**INSTRUCTIONS TO FOLLOW:** Locate the lines where "school" occurs and copy them as they stand.

┌─ RECORDED DATA

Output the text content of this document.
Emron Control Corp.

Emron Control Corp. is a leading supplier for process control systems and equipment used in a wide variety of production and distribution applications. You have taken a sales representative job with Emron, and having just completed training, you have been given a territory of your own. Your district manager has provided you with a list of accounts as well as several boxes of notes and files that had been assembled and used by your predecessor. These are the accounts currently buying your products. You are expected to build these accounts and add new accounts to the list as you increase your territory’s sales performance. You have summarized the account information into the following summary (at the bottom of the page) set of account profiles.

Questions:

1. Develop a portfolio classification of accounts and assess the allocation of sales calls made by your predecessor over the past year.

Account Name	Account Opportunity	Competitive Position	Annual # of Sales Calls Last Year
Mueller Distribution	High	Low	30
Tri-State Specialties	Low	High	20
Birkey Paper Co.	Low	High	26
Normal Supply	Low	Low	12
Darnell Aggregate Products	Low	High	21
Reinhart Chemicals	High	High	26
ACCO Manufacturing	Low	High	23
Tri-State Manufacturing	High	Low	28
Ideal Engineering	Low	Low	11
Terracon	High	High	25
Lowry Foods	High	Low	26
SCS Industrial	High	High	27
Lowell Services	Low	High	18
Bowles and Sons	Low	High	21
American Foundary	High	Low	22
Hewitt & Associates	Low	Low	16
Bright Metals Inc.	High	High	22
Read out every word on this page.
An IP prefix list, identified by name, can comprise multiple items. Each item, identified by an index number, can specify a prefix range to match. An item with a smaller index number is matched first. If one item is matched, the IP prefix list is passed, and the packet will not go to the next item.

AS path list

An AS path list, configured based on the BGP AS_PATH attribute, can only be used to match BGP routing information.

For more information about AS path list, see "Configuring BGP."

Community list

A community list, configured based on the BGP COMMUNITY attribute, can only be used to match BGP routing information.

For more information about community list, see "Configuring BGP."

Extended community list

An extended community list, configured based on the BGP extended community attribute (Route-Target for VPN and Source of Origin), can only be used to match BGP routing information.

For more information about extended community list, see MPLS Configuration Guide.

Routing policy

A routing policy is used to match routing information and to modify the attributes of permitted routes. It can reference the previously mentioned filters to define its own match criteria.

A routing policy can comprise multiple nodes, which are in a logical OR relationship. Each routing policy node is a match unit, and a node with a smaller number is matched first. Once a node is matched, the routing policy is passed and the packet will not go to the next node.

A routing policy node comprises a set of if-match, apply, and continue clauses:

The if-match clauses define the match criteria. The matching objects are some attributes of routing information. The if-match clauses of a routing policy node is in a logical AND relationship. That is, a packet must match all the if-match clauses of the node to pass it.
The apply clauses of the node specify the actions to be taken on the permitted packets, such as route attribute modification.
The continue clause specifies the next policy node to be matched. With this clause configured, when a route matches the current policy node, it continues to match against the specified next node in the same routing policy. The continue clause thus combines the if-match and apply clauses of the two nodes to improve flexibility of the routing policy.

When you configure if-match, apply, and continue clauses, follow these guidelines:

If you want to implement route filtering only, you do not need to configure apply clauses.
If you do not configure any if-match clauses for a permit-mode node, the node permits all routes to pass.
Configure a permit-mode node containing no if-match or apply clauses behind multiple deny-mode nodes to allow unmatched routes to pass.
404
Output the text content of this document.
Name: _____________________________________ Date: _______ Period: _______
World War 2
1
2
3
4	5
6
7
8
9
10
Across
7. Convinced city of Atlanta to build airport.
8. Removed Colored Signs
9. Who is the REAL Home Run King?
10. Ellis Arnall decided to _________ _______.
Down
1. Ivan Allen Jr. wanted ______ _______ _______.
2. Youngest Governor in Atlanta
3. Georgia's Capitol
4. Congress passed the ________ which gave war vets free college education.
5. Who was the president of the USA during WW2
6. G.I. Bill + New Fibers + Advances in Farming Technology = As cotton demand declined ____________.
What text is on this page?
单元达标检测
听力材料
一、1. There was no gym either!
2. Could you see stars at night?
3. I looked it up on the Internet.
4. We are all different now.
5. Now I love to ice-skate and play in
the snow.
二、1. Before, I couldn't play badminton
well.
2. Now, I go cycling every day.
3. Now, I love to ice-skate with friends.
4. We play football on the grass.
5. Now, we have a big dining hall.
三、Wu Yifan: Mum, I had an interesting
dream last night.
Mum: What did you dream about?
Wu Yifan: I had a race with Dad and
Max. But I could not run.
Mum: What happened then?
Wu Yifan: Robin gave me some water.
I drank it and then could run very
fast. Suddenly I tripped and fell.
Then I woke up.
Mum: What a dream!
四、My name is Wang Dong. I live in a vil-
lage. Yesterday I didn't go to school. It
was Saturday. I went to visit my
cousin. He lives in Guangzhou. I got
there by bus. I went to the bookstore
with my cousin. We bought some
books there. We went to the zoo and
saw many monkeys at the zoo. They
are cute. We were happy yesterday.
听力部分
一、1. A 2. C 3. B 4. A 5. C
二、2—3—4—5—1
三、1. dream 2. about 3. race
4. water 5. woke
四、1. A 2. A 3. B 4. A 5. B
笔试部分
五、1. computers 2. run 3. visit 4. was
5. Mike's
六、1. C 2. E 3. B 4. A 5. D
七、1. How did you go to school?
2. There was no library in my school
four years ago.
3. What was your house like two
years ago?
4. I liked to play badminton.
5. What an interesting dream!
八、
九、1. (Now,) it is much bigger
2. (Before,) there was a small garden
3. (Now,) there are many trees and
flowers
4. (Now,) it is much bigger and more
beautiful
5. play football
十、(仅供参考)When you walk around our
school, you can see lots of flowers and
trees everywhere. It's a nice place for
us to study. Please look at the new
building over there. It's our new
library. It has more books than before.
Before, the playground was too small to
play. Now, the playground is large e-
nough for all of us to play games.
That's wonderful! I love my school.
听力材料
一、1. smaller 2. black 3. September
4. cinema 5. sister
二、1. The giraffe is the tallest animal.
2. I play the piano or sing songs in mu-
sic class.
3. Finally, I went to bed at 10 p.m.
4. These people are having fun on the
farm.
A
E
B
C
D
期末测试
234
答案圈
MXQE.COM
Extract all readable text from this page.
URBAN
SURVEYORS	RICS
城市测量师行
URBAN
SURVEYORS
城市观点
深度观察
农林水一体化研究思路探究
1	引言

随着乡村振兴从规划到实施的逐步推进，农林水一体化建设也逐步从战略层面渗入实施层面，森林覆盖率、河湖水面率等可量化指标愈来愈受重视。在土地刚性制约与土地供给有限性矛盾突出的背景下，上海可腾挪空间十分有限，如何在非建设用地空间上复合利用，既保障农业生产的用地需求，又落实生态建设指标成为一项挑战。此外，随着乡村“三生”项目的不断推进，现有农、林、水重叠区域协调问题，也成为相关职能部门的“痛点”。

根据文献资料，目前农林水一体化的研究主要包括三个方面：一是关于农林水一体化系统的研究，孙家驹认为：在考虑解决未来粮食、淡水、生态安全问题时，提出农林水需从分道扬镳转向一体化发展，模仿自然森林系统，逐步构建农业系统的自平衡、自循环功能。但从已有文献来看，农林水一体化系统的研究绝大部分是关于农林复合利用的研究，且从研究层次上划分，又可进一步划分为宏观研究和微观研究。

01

└─

**SOLUTION TO THE EXERCISE:**
lage. Yesterday I didn't go to school. It
七、1. How did you go to school?
2. There was no library in my school
school, you can see lots of flowers and
That's wonderful! I love my school.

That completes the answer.